Exercise description.
Seek out every line containing the word "screenshot", and copy each.

Material.

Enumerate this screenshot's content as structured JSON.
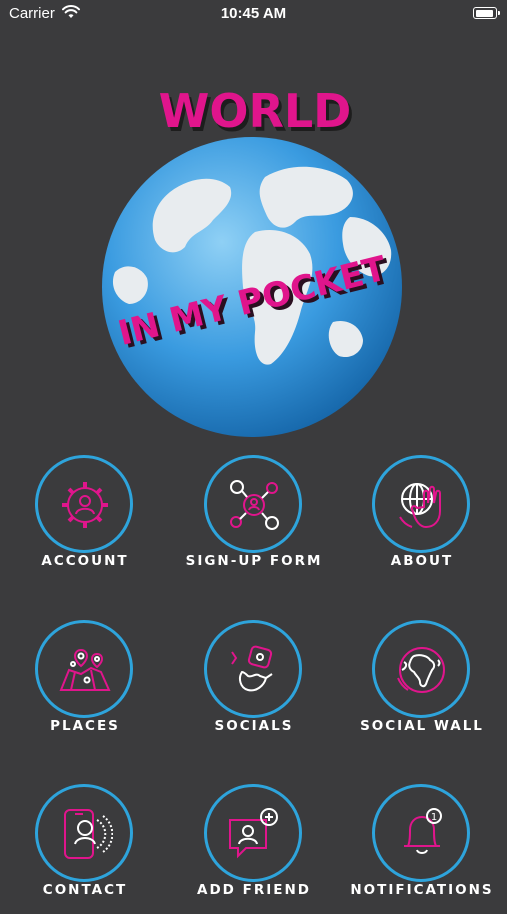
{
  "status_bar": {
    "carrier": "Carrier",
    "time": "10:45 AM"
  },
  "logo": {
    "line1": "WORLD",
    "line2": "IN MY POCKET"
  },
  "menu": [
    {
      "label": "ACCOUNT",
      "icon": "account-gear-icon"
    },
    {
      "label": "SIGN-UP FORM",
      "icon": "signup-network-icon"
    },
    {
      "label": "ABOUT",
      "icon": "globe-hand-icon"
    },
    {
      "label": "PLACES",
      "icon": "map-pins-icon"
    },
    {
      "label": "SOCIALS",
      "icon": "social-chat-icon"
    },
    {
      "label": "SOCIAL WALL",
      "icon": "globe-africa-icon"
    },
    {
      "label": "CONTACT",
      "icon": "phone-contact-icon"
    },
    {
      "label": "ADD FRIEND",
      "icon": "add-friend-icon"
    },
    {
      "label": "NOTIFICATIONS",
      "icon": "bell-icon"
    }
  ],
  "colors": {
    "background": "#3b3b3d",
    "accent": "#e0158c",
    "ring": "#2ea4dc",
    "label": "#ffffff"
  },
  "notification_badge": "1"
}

==

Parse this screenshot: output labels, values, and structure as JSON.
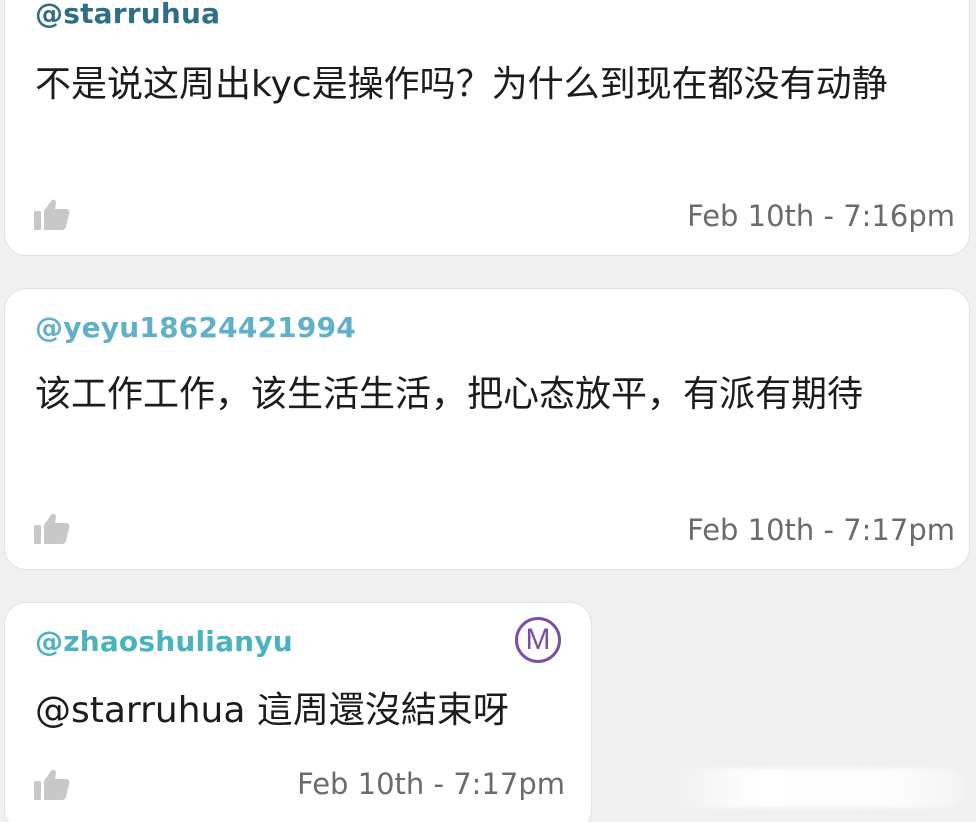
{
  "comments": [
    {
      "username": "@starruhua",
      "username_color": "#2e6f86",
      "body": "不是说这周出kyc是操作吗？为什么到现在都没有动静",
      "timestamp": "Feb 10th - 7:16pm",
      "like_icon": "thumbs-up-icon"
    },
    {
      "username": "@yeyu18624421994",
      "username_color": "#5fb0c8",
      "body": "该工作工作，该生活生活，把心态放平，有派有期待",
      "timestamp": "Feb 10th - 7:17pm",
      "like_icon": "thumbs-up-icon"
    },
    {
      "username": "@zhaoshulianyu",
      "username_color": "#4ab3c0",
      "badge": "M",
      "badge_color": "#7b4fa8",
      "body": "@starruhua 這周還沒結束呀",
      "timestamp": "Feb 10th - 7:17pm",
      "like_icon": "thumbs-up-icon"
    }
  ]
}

==

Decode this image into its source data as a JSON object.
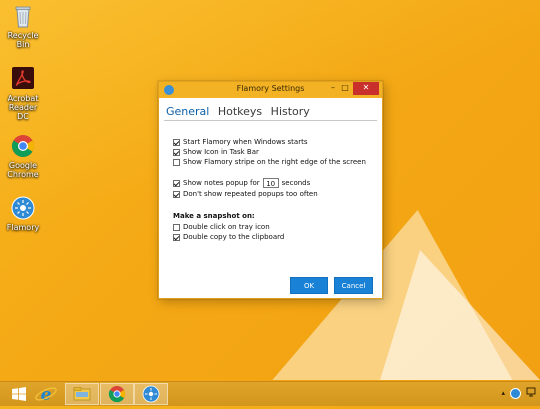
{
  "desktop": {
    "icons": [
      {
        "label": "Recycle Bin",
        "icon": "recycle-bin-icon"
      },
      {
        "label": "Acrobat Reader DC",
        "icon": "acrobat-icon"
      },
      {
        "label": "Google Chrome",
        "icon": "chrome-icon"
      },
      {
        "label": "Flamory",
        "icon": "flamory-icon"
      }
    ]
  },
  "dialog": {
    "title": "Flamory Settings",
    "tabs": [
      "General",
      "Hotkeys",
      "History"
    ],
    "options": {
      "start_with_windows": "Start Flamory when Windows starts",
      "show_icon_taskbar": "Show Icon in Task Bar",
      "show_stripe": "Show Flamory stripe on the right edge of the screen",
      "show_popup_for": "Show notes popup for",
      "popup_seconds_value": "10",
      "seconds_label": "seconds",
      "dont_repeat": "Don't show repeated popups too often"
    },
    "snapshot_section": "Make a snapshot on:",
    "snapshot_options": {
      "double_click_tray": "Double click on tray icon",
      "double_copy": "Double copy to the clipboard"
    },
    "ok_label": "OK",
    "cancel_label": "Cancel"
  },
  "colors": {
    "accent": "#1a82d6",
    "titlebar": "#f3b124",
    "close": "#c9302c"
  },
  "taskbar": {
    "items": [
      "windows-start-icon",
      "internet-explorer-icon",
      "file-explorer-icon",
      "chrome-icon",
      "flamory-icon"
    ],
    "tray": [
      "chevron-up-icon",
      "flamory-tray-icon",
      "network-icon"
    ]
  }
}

Solution below.
Enumerate this screenshot's content as structured JSON.
Parse this screenshot: output labels, values, and structure as JSON.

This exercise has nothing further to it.